= Extracted entries =
-.-.-

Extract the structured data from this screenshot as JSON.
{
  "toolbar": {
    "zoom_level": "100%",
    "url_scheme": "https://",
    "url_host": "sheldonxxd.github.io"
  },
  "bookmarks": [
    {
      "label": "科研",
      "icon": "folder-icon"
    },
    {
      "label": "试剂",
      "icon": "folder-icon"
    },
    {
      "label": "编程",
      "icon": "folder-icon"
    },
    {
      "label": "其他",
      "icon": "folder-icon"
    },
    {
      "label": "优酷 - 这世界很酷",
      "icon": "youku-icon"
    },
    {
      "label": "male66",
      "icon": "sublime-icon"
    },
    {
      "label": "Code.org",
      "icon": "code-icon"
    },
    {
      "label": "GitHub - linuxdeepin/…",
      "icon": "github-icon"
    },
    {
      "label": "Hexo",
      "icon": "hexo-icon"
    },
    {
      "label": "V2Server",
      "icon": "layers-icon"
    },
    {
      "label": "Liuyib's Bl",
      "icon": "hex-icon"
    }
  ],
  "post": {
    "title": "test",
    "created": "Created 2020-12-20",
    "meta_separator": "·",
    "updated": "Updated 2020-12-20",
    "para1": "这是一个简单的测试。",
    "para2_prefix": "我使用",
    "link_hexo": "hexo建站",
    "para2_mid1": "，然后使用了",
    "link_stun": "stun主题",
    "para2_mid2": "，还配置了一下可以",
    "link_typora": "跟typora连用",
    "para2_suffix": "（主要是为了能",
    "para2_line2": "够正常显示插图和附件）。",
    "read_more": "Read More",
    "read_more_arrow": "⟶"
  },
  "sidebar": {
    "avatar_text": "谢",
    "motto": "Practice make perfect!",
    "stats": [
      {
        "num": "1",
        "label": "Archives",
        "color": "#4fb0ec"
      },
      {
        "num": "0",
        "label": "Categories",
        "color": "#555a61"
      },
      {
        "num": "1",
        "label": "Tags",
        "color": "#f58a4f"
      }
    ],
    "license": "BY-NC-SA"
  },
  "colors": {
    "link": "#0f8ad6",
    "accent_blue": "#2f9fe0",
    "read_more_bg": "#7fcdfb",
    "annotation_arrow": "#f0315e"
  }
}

-.-.-

Exact output of every entry is required.

Extract the structured data from this screenshot as JSON.
{
  "toolbar": {
    "zoom_level": "100%",
    "url_scheme": "https://",
    "url_host": "sheldonxxd.github.io"
  },
  "bookmarks": [
    {
      "label": "科研",
      "icon": "folder-icon"
    },
    {
      "label": "试剂",
      "icon": "folder-icon"
    },
    {
      "label": "编程",
      "icon": "folder-icon"
    },
    {
      "label": "其他",
      "icon": "folder-icon"
    },
    {
      "label": "优酷 - 这世界很酷",
      "icon": "youku-icon"
    },
    {
      "label": "male66",
      "icon": "sublime-icon"
    },
    {
      "label": "Code.org",
      "icon": "code-icon"
    },
    {
      "label": "GitHub - linuxdeepin/…",
      "icon": "github-icon"
    },
    {
      "label": "Hexo",
      "icon": "hexo-icon"
    },
    {
      "label": "V2Server",
      "icon": "layers-icon"
    },
    {
      "label": "Liuyib's Bl",
      "icon": "hex-icon"
    }
  ],
  "post": {
    "title": "test",
    "created": "Created 2020-12-20",
    "meta_separator": "·",
    "updated": "Updated 2020-12-20",
    "para1": "这是一个简单的测试。",
    "para2_prefix": "我使用",
    "link_hexo": "hexo建站",
    "para2_mid1": "，然后使用了",
    "link_stun": "stun主题",
    "para2_mid2": "，还配置了一下可以",
    "link_typora": "跟typora连用",
    "para2_suffix": "（主要是为了能",
    "para2_line2": "够正常显示插图和附件）。",
    "read_more": "Read More",
    "read_more_arrow": "⟶"
  },
  "sidebar": {
    "avatar_text": "谢",
    "motto": "Practice make perfect!",
    "stats": [
      {
        "num": "1",
        "label": "Archives",
        "color": "#4fb0ec"
      },
      {
        "num": "0",
        "label": "Categories",
        "color": "#555a61"
      },
      {
        "num": "1",
        "label": "Tags",
        "color": "#f58a4f"
      }
    ],
    "license": "BY-NC-SA"
  },
  "colors": {
    "link": "#0f8ad6",
    "accent_blue": "#2f9fe0",
    "read_more_bg": "#7fcdfb",
    "annotation_arrow": "#f0315e"
  }
}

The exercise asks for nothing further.